== Instruction ==
Copy every record word for word.
◆ ◆ ◆ ◆ ◆ ◆ ◆
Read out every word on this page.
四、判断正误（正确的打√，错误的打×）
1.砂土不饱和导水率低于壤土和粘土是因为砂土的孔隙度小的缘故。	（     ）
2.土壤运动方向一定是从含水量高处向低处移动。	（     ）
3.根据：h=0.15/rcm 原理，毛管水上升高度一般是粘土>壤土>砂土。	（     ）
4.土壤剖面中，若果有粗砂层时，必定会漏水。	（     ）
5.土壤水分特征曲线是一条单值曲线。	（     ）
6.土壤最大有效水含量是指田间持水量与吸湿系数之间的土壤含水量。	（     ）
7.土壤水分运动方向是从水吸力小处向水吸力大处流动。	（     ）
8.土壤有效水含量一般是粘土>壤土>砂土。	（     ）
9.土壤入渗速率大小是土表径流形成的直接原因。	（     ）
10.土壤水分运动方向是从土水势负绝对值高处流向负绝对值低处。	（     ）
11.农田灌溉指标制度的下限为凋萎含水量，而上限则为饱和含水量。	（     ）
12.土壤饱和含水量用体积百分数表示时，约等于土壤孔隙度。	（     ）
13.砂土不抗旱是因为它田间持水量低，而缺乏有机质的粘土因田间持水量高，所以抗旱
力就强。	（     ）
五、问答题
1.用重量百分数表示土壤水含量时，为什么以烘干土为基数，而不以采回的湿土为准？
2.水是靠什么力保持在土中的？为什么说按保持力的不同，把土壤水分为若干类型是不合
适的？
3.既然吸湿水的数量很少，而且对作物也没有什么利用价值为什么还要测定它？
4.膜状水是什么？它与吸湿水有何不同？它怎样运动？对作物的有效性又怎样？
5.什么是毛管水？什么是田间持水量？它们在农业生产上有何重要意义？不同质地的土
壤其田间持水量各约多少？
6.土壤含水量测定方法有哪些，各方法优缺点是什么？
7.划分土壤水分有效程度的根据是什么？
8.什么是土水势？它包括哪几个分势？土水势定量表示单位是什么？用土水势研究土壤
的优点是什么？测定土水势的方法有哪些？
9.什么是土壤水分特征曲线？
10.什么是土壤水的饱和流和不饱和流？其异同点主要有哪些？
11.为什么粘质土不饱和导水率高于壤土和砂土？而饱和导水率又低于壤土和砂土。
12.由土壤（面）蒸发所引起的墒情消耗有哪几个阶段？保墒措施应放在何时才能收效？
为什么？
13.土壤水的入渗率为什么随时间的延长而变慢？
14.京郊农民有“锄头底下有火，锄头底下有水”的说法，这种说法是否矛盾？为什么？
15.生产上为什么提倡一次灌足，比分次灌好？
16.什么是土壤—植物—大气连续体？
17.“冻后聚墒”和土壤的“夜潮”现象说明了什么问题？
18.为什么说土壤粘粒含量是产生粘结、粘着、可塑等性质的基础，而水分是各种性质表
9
◆ ◆ ◆ ◆ ◆ ◆ ◆
== Task response ==
Read out every word on this page.
四、判断正误（正确的打√，错误的打×）
1.砂土不饱和导水率低于壤土和粘土是因为砂土的孔隙度小的缘故。	（     ）
2.土壤运动方向一定是从含水量高处向低处移动。	（     ）
3.根据：h=0.15/rcm 原理，毛管水上升高度一般是粘土>壤土>砂土。	（     ）
4.土壤剖面中，若果有粗砂层时，必定会漏水。	（     ）
5.土壤水分特征曲线是一条单值曲线。	（     ）
6.土壤最大有效水含量是指田间持水量与吸湿系数之间的土壤含水量。	（     ）
7.土壤水分运动方向是从水吸力小处向水吸力大处流动。	（     ）
8.土壤有效水含量一般是粘土>壤土>砂土。	（     ）
9.土壤入渗速率大小是土表径流形成的直接原因。	（     ）
10.土壤水分运动方向是从土水势负绝对值高处流向负绝对值低处。	（     ）
11.农田灌溉指标制度的下限为凋萎含水量，而上限则为饱和含水量。	（     ）
12.土壤饱和含水量用体积百分数表示时，约等于土壤孔隙度。	（     ）
13.砂土不抗旱是因为它田间持水量低，而缺乏有机质的粘土因田间持水量高，所以抗旱
力就强。	（     ）
五、问答题
1.用重量百分数表示土壤水含量时，为什么以烘干土为基数，而不以采回的湿土为准？
2.水是靠什么力保持在土中的？为什么说按保持力的不同，把土壤水分为若干类型是不合
适的？
3.既然吸湿水的数量很少，而且对作物也没有什么利用价值为什么还要测定它？
4.膜状水是什么？它与吸湿水有何不同？它怎样运动？对作物的有效性又怎样？
5.什么是毛管水？什么是田间持水量？它们在农业生产上有何重要意义？不同质地的土
壤其田间持水量各约多少？
6.土壤含水量测定方法有哪些，各方法优缺点是什么？
7.划分土壤水分有效程度的根据是什么？
8.什么是土水势？它包括哪几个分势？土水势定量表示单位是什么？用土水势研究土壤
的优点是什么？测定土水势的方法有哪些？
9.什么是土壤水分特征曲线？
10.什么是土壤水的饱和流和不饱和流？其异同点主要有哪些？
11.为什么粘质土不饱和导水率高于壤土和砂土？而饱和导水率又低于壤土和砂土。
12.由土壤（面）蒸发所引起的墒情消耗有哪几个阶段？保墒措施应放在何时才能收效？
为什么？
13.土壤水的入渗率为什么随时间的延长而变慢？
14.京郊农民有“锄头底下有火，锄头底下有水”的说法，这种说法是否矛盾？为什么？
15.生产上为什么提倡一次灌足，比分次灌好？
16.什么是土壤—植物—大气连续体？
17.“冻后聚墒”和土壤的“夜潮”现象说明了什么问题？
18.为什么说土壤粘粒含量是产生粘结、粘着、可塑等性质的基础，而水分是各种性质表
9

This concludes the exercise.